**Information given:**
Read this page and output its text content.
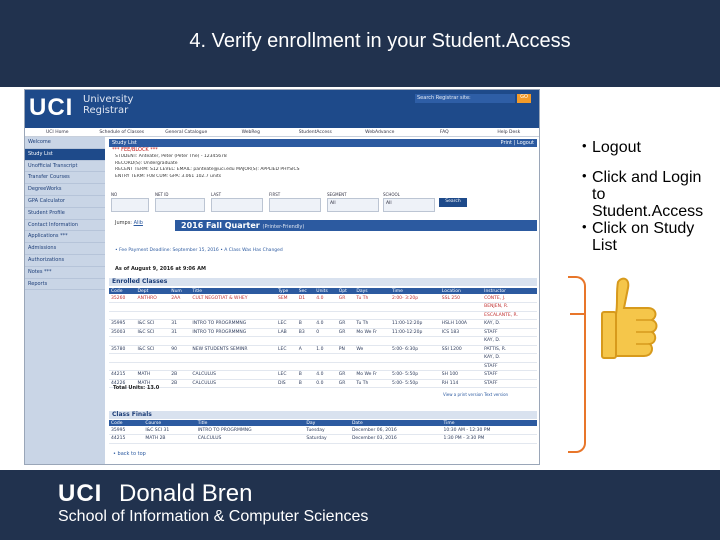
4. Verify enrollment in your Student.Access
UCI University Registrar
Search Registrar site:	GO
UCI Home	Schedule of Classes	General Catalogue	WebReg	StudentAccess	WebAdvance	FAQ	Help Desk
Welcome
Study List
Unofficial Transcript
Transfer Courses
DegreeWorks
GPA Calculator
Student Profile
Contact Information
Applications ***
Admissions
Authorizations
Notes ***
Reports
Study List	Print | Logout
*** FEE/BLOCK ***
STUDENT: Anteater, Peter (Peter The) - 12345678
RECORD(S): Undergraduate
RECENT TERM: S12 LEVEL: EMAIL: panteate@uci.edu MAJOR(S): APPLIED PHYSICS
ENTRY TERM: F08 CUM: GPA: 3.061 102.7 units
NO	NET ID	LAST	FIRST	SEGMENT
All
SCHOOL
All	Search
Jumps: Alib	2016 Fall Quarter (Printer-Friendly)
• Fee Payment Deadline: September 15, 2016 • A Class Was Has Changed
As of August 9, 2016 at 9:06 AM
Enrolled Classes
Code	Dept	Num	Title	Type	Sec	Units	Opt	Days	Time	Location	Instructor
35260	ANTHRO	2AA	CULT NEGOTIAT & WHEY	SEM	D1	4.0	GR	Tu Th	2:00- 3:20p	SSL 250	CONTE, J.
											BENJEN, R.
											ESCALANTE, R.
35995	I&C SCI	31	INTRO TO PROGRMMNG	LEC	B	4.0	GR	Tu Th	11:00-12:20p	HSLH 100A	KAY, D.
35003	I&C SCI	31	INTRO TO PROGRMMNG	LAB	B3	0	GR	Mo We Fr	11:00-12:20p	ICS 183	STAFF
											KAY, D.
35780	I&C SCI	90	NEW STUDENTS SEMINR	LEC	A	1.0	PN	We	5:00- 6:30p	SSI 1200	PATTIS, R.
											KAY, D.
											STAFF
44215	MATH	2B	CALCULUS	LEC	B	4.0	GR	Mo We Fr	5:00- 5:50p	SH 100	STAFF
44226	MATH	2B	CALCULUS	DIS	B	0.0	GR	Tu Th	5:00- 5:50p	RH 114	STAFF
Total Units: 13.0
View a print version Text version
Class Finals
Code	Course	Title	Day	Date	Time
35995	I&C SCI 31	INTRO TO PROGRMMNG	Tuesday	December 06, 2016	10:30 AM - 12:30 PM
44215	MATH 2B	CALCULUS	Saturday	December 03, 2016	1:30 PM - 3:30 PM
• back to top
• Logout
• Click and Login to Student.Access
• Click on Study List
UCI Donald Bren
School of Information & Computer Sciences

**Problem requirements:** How many lines of these entries hold the string "List"? Answer with the number alone.

**Written response:** 3